• What is asked: Will you give every entry again exactly as it stands?

• Information supplied:

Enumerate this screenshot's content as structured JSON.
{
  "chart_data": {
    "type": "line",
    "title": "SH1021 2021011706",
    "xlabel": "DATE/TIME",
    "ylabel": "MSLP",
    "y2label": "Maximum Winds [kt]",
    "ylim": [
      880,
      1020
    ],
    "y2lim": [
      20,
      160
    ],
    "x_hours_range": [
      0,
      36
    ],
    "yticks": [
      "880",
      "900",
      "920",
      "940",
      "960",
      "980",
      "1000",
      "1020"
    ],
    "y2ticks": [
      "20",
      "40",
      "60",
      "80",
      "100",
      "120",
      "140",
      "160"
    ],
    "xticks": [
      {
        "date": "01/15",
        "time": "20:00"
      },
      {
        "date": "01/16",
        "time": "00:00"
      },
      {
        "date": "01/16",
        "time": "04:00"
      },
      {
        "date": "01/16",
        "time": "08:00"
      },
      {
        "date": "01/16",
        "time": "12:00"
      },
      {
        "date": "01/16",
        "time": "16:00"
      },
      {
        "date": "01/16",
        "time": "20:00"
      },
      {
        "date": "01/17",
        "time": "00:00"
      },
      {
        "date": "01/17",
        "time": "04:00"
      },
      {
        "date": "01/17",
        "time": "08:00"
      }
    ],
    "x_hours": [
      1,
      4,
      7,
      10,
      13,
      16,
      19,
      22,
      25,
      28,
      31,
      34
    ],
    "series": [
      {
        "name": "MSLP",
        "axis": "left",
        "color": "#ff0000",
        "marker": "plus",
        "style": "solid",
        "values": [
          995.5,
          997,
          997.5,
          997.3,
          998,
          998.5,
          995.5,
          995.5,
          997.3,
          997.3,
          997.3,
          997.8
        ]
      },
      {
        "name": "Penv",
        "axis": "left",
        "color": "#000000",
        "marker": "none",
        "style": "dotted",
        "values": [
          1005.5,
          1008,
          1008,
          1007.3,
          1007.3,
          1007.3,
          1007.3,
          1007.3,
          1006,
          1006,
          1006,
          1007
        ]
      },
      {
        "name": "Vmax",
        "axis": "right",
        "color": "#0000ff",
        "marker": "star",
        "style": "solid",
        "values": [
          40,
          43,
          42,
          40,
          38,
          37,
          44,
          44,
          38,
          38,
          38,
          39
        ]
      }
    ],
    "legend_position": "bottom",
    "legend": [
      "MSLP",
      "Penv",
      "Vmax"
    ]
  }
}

• Task solution:
Enumerate this screenshot's content as structured JSON.
{
  "chart_data": {
    "type": "line",
    "title": "SH1021 2021011706",
    "xlabel": "DATE/TIME",
    "ylabel": "MSLP",
    "y2label": "Maximum Winds [kt]",
    "ylim": [
      880,
      1020
    ],
    "y2lim": [
      20,
      160
    ],
    "x_hours_range": [
      0,
      36
    ],
    "yticks": [
      "880",
      "900",
      "920",
      "940",
      "960",
      "980",
      "1000",
      "1020"
    ],
    "y2ticks": [
      "20",
      "40",
      "60",
      "80",
      "100",
      "120",
      "140",
      "160"
    ],
    "xticks": [
      {
        "date": "01/15",
        "time": "20:00"
      },
      {
        "date": "01/16",
        "time": "00:00"
      },
      {
        "date": "01/16",
        "time": "04:00"
      },
      {
        "date": "01/16",
        "time": "08:00"
      },
      {
        "date": "01/16",
        "time": "12:00"
      },
      {
        "date": "01/16",
        "time": "16:00"
      },
      {
        "date": "01/16",
        "time": "20:00"
      },
      {
        "date": "01/17",
        "time": "00:00"
      },
      {
        "date": "01/17",
        "time": "04:00"
      },
      {
        "date": "01/17",
        "time": "08:00"
      }
    ],
    "x_hours": [
      1,
      4,
      7,
      10,
      13,
      16,
      19,
      22,
      25,
      28,
      31,
      34
    ],
    "series": [
      {
        "name": "MSLP",
        "axis": "left",
        "color": "#ff0000",
        "marker": "plus",
        "style": "solid",
        "values": [
          995.5,
          997,
          997.5,
          997.3,
          998,
          998.5,
          995.5,
          995.5,
          997.3,
          997.3,
          997.3,
          997.8
        ]
      },
      {
        "name": "Penv",
        "axis": "left",
        "color": "#000000",
        "marker": "none",
        "style": "dotted",
        "values": [
          1005.5,
          1008,
          1008,
          1007.3,
          1007.3,
          1007.3,
          1007.3,
          1007.3,
          1006,
          1006,
          1006,
          1007
        ]
      },
      {
        "name": "Vmax",
        "axis": "right",
        "color": "#0000ff",
        "marker": "star",
        "style": "solid",
        "values": [
          40,
          43,
          42,
          40,
          38,
          37,
          44,
          44,
          38,
          38,
          38,
          39
        ]
      }
    ],
    "legend_position": "bottom",
    "legend": [
      "MSLP",
      "Penv",
      "Vmax"
    ]
  }
}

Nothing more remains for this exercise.